Lift out all lines below that contain "screenshot".

[Data excerpts]
▬▬▬▬▬▬

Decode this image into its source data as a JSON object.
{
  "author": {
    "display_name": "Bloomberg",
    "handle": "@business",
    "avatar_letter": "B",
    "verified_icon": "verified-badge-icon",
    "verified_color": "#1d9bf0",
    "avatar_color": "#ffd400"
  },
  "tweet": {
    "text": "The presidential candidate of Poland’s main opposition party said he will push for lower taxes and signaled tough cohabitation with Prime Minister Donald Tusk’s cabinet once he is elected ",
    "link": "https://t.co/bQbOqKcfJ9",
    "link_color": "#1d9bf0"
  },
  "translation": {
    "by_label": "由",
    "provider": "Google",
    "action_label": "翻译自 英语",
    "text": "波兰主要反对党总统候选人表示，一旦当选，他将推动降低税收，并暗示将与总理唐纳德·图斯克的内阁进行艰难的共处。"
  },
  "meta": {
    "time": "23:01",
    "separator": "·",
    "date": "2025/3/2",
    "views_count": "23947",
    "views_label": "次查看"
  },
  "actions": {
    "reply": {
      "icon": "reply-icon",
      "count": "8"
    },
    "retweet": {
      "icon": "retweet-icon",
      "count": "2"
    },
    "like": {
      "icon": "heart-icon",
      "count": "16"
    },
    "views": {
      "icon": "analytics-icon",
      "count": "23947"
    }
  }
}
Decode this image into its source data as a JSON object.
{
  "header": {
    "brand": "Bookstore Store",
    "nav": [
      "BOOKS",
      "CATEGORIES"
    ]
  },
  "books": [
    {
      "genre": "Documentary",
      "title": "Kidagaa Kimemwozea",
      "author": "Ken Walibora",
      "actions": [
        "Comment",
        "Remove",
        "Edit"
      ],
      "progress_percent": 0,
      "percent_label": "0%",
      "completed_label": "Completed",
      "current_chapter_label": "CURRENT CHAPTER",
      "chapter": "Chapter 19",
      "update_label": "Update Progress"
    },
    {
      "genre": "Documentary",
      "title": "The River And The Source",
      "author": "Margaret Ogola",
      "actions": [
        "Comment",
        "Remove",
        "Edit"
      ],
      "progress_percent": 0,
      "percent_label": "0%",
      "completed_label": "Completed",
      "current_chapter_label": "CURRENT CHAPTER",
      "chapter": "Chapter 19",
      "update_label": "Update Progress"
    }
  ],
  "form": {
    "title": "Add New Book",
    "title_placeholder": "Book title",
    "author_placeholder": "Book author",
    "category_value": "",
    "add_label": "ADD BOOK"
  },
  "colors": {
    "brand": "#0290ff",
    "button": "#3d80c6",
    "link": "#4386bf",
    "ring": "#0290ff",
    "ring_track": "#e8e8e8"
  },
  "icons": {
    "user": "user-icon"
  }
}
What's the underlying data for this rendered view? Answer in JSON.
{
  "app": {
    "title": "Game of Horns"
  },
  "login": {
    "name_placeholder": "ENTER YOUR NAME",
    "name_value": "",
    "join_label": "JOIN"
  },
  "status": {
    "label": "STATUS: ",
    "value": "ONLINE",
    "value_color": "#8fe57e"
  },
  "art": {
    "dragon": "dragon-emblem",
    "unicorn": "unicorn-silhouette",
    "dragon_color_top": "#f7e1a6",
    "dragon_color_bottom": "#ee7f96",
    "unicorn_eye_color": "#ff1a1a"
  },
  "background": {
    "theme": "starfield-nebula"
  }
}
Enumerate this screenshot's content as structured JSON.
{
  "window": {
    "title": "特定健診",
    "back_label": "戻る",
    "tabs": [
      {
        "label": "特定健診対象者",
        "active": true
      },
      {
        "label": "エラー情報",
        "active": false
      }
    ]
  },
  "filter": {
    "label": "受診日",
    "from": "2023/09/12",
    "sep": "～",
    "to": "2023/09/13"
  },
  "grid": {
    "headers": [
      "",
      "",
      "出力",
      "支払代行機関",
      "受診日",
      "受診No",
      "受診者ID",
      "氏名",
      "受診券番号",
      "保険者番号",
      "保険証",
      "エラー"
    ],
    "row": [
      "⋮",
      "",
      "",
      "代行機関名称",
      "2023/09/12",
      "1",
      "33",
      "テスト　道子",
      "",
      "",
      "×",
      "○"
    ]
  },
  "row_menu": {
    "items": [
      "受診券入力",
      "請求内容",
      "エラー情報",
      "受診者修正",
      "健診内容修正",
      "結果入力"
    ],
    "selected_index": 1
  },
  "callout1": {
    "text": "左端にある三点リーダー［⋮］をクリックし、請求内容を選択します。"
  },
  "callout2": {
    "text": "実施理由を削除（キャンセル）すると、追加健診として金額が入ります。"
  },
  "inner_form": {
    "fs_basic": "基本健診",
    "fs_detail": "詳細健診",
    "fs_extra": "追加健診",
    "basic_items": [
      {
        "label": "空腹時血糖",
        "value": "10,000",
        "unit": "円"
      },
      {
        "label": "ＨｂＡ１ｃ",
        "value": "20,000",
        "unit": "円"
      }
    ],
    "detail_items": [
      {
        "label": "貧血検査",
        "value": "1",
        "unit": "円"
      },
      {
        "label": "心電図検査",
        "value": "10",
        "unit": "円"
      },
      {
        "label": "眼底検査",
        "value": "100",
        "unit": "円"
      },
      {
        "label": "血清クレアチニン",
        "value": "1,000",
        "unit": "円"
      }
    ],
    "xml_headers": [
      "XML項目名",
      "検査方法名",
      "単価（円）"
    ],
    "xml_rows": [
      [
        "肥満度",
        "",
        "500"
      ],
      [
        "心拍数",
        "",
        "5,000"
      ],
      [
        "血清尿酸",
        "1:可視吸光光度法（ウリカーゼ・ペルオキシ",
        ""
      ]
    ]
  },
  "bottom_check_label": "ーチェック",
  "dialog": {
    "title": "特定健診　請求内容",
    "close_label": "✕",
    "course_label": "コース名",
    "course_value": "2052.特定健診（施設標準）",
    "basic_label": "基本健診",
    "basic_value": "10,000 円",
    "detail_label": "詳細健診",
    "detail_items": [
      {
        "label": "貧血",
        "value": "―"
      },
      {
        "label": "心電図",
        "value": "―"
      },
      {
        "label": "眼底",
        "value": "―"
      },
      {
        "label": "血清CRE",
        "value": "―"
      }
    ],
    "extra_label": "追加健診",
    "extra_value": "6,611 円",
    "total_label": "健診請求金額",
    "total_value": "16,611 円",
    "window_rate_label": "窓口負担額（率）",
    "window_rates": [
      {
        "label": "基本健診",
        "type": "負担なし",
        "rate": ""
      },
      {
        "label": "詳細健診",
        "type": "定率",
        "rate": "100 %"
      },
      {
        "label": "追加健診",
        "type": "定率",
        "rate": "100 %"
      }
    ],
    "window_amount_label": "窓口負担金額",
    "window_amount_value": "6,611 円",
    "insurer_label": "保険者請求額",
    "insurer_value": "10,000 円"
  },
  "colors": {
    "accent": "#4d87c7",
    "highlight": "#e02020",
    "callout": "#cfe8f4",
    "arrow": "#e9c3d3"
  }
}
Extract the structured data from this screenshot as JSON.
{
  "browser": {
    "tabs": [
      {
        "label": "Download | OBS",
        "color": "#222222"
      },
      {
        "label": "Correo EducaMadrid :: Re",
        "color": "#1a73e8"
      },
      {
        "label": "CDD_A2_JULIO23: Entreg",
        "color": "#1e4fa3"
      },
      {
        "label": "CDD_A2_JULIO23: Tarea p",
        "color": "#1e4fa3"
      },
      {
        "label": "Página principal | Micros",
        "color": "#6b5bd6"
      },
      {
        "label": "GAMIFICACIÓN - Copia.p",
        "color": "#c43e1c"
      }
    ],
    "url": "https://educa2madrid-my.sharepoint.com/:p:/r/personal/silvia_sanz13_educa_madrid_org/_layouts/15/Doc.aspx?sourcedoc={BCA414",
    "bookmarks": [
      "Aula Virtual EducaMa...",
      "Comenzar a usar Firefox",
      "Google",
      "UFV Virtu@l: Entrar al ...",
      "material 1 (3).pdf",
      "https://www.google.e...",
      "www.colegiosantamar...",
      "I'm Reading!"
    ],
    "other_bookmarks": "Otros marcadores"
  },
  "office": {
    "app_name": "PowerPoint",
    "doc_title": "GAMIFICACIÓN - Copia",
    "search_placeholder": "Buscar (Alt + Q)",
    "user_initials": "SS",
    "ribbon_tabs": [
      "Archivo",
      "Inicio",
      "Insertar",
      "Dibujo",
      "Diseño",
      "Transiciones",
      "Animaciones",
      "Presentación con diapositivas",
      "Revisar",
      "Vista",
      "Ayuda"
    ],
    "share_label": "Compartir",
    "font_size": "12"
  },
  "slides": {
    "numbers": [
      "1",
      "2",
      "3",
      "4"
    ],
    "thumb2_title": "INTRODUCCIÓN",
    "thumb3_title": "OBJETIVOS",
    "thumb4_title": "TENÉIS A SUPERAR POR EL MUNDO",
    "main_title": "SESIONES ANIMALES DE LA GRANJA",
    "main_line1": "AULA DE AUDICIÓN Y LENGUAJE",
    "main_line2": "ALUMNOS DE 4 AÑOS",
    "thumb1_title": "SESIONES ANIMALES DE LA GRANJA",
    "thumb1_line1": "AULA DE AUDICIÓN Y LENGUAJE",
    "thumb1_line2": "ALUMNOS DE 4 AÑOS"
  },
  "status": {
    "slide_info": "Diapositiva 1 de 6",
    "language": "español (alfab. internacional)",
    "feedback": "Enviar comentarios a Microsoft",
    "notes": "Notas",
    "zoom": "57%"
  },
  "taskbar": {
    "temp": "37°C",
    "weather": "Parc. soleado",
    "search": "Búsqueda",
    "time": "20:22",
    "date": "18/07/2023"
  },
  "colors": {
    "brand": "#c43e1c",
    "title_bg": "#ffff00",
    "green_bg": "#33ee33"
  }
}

▬▬▬▬▬▬

# [Response below]
Enumerate this screenshot's content as structured JSON.
Extract the structured data from this screenshot as JSON.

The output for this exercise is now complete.